-- START OF SOURCE DATA --

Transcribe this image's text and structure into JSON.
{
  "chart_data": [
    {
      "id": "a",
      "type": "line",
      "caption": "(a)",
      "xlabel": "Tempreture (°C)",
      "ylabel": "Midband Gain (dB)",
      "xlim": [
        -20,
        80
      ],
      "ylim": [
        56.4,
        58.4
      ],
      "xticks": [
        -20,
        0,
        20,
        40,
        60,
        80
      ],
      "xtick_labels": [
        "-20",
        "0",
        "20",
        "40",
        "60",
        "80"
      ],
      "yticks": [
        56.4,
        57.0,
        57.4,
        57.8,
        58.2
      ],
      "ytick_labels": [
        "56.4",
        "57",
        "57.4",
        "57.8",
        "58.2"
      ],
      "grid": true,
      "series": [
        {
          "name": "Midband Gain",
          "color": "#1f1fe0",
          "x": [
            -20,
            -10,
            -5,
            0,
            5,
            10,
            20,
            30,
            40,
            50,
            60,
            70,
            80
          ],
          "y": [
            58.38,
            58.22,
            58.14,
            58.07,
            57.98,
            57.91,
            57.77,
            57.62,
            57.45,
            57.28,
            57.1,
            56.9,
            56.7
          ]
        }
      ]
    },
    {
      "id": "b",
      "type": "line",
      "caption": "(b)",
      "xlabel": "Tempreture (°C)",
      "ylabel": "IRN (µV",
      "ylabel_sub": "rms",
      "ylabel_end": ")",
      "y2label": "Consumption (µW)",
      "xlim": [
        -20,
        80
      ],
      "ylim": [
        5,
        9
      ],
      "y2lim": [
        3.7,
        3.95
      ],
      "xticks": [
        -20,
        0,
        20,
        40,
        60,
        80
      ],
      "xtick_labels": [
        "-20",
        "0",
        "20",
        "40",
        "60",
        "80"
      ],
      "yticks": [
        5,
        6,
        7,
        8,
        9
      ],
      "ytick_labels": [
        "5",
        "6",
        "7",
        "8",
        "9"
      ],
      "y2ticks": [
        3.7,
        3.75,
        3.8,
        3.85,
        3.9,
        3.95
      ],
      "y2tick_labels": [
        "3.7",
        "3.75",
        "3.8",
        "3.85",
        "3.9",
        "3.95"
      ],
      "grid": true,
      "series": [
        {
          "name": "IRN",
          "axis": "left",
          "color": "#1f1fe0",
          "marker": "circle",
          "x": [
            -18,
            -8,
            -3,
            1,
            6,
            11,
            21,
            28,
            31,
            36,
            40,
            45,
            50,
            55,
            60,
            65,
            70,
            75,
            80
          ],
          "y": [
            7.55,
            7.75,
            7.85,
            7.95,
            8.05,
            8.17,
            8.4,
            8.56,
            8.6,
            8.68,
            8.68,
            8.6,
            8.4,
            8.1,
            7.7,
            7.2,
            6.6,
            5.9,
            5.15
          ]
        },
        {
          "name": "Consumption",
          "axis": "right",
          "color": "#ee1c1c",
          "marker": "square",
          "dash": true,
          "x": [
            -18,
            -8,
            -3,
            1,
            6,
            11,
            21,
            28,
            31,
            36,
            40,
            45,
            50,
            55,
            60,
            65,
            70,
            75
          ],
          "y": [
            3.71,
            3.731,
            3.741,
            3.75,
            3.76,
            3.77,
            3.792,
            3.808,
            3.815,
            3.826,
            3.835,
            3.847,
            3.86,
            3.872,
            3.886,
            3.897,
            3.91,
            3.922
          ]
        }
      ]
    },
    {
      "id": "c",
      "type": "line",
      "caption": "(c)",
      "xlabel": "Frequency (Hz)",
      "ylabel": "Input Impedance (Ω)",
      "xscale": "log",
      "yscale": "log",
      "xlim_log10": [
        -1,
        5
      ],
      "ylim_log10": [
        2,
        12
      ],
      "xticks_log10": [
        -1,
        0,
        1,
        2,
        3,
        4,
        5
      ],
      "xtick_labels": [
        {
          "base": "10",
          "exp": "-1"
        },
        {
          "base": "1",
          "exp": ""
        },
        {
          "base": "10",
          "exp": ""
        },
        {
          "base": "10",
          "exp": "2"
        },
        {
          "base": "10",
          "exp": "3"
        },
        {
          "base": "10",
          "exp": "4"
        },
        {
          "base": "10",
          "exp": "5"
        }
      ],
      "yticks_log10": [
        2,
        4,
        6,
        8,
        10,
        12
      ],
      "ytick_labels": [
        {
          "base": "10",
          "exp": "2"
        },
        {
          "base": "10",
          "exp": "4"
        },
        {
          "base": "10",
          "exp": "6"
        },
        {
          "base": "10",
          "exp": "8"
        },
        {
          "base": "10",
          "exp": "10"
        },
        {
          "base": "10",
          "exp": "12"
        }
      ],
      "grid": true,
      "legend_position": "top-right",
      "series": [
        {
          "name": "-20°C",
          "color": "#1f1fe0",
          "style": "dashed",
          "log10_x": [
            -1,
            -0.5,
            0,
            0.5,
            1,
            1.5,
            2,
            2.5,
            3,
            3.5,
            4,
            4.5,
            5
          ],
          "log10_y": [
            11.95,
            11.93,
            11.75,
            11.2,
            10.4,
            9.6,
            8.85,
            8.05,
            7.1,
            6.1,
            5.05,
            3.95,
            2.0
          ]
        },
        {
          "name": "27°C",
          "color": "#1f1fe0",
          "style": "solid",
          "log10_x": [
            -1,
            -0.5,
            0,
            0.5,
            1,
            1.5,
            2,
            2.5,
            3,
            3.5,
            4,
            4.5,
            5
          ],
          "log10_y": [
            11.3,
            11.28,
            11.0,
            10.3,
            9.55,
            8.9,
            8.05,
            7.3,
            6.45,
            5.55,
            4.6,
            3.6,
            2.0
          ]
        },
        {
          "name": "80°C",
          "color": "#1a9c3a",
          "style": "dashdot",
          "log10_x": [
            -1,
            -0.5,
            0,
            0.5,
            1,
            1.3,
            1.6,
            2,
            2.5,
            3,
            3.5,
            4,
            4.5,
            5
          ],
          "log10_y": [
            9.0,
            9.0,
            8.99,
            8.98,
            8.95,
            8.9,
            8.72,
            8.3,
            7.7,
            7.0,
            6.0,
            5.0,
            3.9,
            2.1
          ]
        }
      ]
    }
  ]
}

-- END OF SOURCE DATA --

# AIM
Every line above should be retyped exactly as given.

# TASK SOLUTION
Transcribe this image's text and structure into JSON.
{
  "chart_data": [
    {
      "id": "a",
      "type": "line",
      "caption": "(a)",
      "xlabel": "Tempreture (°C)",
      "ylabel": "Midband Gain (dB)",
      "xlim": [
        -20,
        80
      ],
      "ylim": [
        56.4,
        58.4
      ],
      "xticks": [
        -20,
        0,
        20,
        40,
        60,
        80
      ],
      "xtick_labels": [
        "-20",
        "0",
        "20",
        "40",
        "60",
        "80"
      ],
      "yticks": [
        56.4,
        57.0,
        57.4,
        57.8,
        58.2
      ],
      "ytick_labels": [
        "56.4",
        "57",
        "57.4",
        "57.8",
        "58.2"
      ],
      "grid": true,
      "series": [
        {
          "name": "Midband Gain",
          "color": "#1f1fe0",
          "x": [
            -20,
            -10,
            -5,
            0,
            5,
            10,
            20,
            30,
            40,
            50,
            60,
            70,
            80
          ],
          "y": [
            58.38,
            58.22,
            58.14,
            58.07,
            57.98,
            57.91,
            57.77,
            57.62,
            57.45,
            57.28,
            57.1,
            56.9,
            56.7
          ]
        }
      ]
    },
    {
      "id": "b",
      "type": "line",
      "caption": "(b)",
      "xlabel": "Tempreture (°C)",
      "ylabel": "IRN (µV",
      "ylabel_sub": "rms",
      "ylabel_end": ")",
      "y2label": "Consumption (µW)",
      "xlim": [
        -20,
        80
      ],
      "ylim": [
        5,
        9
      ],
      "y2lim": [
        3.7,
        3.95
      ],
      "xticks": [
        -20,
        0,
        20,
        40,
        60,
        80
      ],
      "xtick_labels": [
        "-20",
        "0",
        "20",
        "40",
        "60",
        "80"
      ],
      "yticks": [
        5,
        6,
        7,
        8,
        9
      ],
      "ytick_labels": [
        "5",
        "6",
        "7",
        "8",
        "9"
      ],
      "y2ticks": [
        3.7,
        3.75,
        3.8,
        3.85,
        3.9,
        3.95
      ],
      "y2tick_labels": [
        "3.7",
        "3.75",
        "3.8",
        "3.85",
        "3.9",
        "3.95"
      ],
      "grid": true,
      "series": [
        {
          "name": "IRN",
          "axis": "left",
          "color": "#1f1fe0",
          "marker": "circle",
          "x": [
            -18,
            -8,
            -3,
            1,
            6,
            11,
            21,
            28,
            31,
            36,
            40,
            45,
            50,
            55,
            60,
            65,
            70,
            75,
            80
          ],
          "y": [
            7.55,
            7.75,
            7.85,
            7.95,
            8.05,
            8.17,
            8.4,
            8.56,
            8.6,
            8.68,
            8.68,
            8.6,
            8.4,
            8.1,
            7.7,
            7.2,
            6.6,
            5.9,
            5.15
          ]
        },
        {
          "name": "Consumption",
          "axis": "right",
          "color": "#ee1c1c",
          "marker": "square",
          "dash": true,
          "x": [
            -18,
            -8,
            -3,
            1,
            6,
            11,
            21,
            28,
            31,
            36,
            40,
            45,
            50,
            55,
            60,
            65,
            70,
            75
          ],
          "y": [
            3.71,
            3.731,
            3.741,
            3.75,
            3.76,
            3.77,
            3.792,
            3.808,
            3.815,
            3.826,
            3.835,
            3.847,
            3.86,
            3.872,
            3.886,
            3.897,
            3.91,
            3.922
          ]
        }
      ]
    },
    {
      "id": "c",
      "type": "line",
      "caption": "(c)",
      "xlabel": "Frequency (Hz)",
      "ylabel": "Input Impedance (Ω)",
      "xscale": "log",
      "yscale": "log",
      "xlim_log10": [
        -1,
        5
      ],
      "ylim_log10": [
        2,
        12
      ],
      "xticks_log10": [
        -1,
        0,
        1,
        2,
        3,
        4,
        5
      ],
      "xtick_labels": [
        {
          "base": "10",
          "exp": "-1"
        },
        {
          "base": "1",
          "exp": ""
        },
        {
          "base": "10",
          "exp": ""
        },
        {
          "base": "10",
          "exp": "2"
        },
        {
          "base": "10",
          "exp": "3"
        },
        {
          "base": "10",
          "exp": "4"
        },
        {
          "base": "10",
          "exp": "5"
        }
      ],
      "yticks_log10": [
        2,
        4,
        6,
        8,
        10,
        12
      ],
      "ytick_labels": [
        {
          "base": "10",
          "exp": "2"
        },
        {
          "base": "10",
          "exp": "4"
        },
        {
          "base": "10",
          "exp": "6"
        },
        {
          "base": "10",
          "exp": "8"
        },
        {
          "base": "10",
          "exp": "10"
        },
        {
          "base": "10",
          "exp": "12"
        }
      ],
      "grid": true,
      "legend_position": "top-right",
      "series": [
        {
          "name": "-20°C",
          "color": "#1f1fe0",
          "style": "dashed",
          "log10_x": [
            -1,
            -0.5,
            0,
            0.5,
            1,
            1.5,
            2,
            2.5,
            3,
            3.5,
            4,
            4.5,
            5
          ],
          "log10_y": [
            11.95,
            11.93,
            11.75,
            11.2,
            10.4,
            9.6,
            8.85,
            8.05,
            7.1,
            6.1,
            5.05,
            3.95,
            2.0
          ]
        },
        {
          "name": "27°C",
          "color": "#1f1fe0",
          "style": "solid",
          "log10_x": [
            -1,
            -0.5,
            0,
            0.5,
            1,
            1.5,
            2,
            2.5,
            3,
            3.5,
            4,
            4.5,
            5
          ],
          "log10_y": [
            11.3,
            11.28,
            11.0,
            10.3,
            9.55,
            8.9,
            8.05,
            7.3,
            6.45,
            5.55,
            4.6,
            3.6,
            2.0
          ]
        },
        {
          "name": "80°C",
          "color": "#1a9c3a",
          "style": "dashdot",
          "log10_x": [
            -1,
            -0.5,
            0,
            0.5,
            1,
            1.3,
            1.6,
            2,
            2.5,
            3,
            3.5,
            4,
            4.5,
            5
          ],
          "log10_y": [
            9.0,
            9.0,
            8.99,
            8.98,
            8.95,
            8.9,
            8.72,
            8.3,
            7.7,
            7.0,
            6.0,
            5.0,
            3.9,
            2.1
          ]
        }
      ]
    }
  ]
}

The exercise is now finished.